■ **Directions for this task**
Return word for word the part of the review of Randall's Hamilton biography starting with "Randall conveys some" and going on through "of debtors prison.".

Start Source text

The strength of Randall’s book is that he makes Hamilton’s
life, from his birth to his death in 1804, following a duel with Aaron
Burr, accessible for the general reader. The story is indeed compelling.
Yet, the bulk of the book is on youth and the war years. Less attention
is given to his post-Revolutionary career, which for those in finance,
is the most interesting. Even so, what Randall does give us has application
to the post-stock market bubble of the 1990s. Hamilton was an early believer
that the maturing private interest was the glue that would hold American
society together and make it succeed. As Randall noted of Hamilton’s
views: “Just as long as Americans learned to reign in their impulse
toward unbridled greed and could control, channel, and regulate their prosperity
for the public good, they would be invincible even against English military
might.” To his credit, Hamilton had an active hand in founding the
first bank in the United States, creating the Treasury Department during
the first term of President Washington, and bringing the national debt
under control.
Hamilton was also the first treasury secretary to effectively deal with
a financial panic in 1792, by intervening in the market. As Randall noted: “By
acting so fast, Hamilton actually helped the federal budget and cushioned
the crash, keeping it from spreading and ruining major taxpayers.”
While Randall portrays Hamilton as a grand architect for the U.S. financial
system, he also brings him across as a very human figure, with human weaknesses.
Randall conveys some sense of Hamilton’s disdain for the mob, his
two affairs outside of his marriage, and an inability to judge some people
(such as first deputy at the Treasury William Duer, the man who sparked
the financial panic of 1792). At the same time, Hamilton helped pay off
the debts of his old comrade at arms, Baron Steuben, an act which kept
the older man out of debtors prison.
For anyone looking for a good historical read with relevance to today’s
world, Randall’s Alexander Hamilton has much to offer.

End Source text
Start Material provided

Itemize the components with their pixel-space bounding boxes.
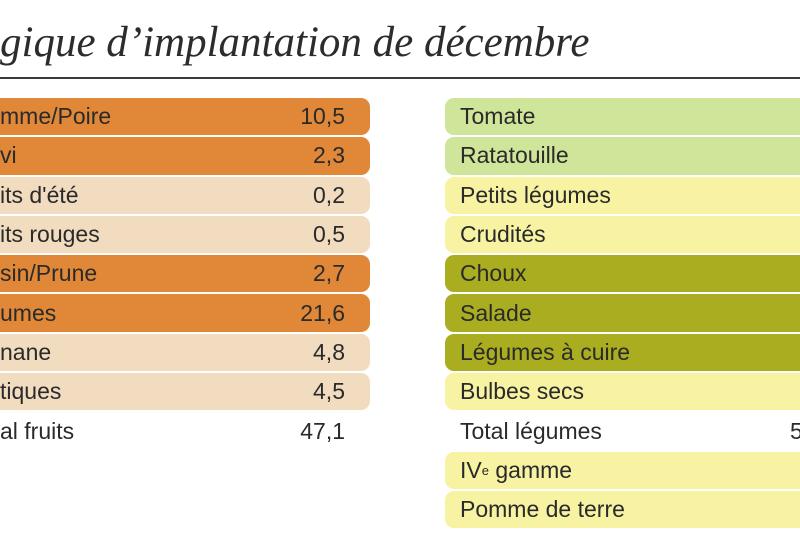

End Material provided

■ **Exercise response**
Randall conveys some sense of Hamilton’s disdain for the mob, his
two affairs outside of his marriage, and an inability to judge some people
(such as first deputy at the Treasury William Duer, the man who sparked
the financial panic of 1792). At the same time, Hamilton helped pay off
the debts of his old comrade at arms, Baron Steuben, an act which kept
the older man out of debtors prison.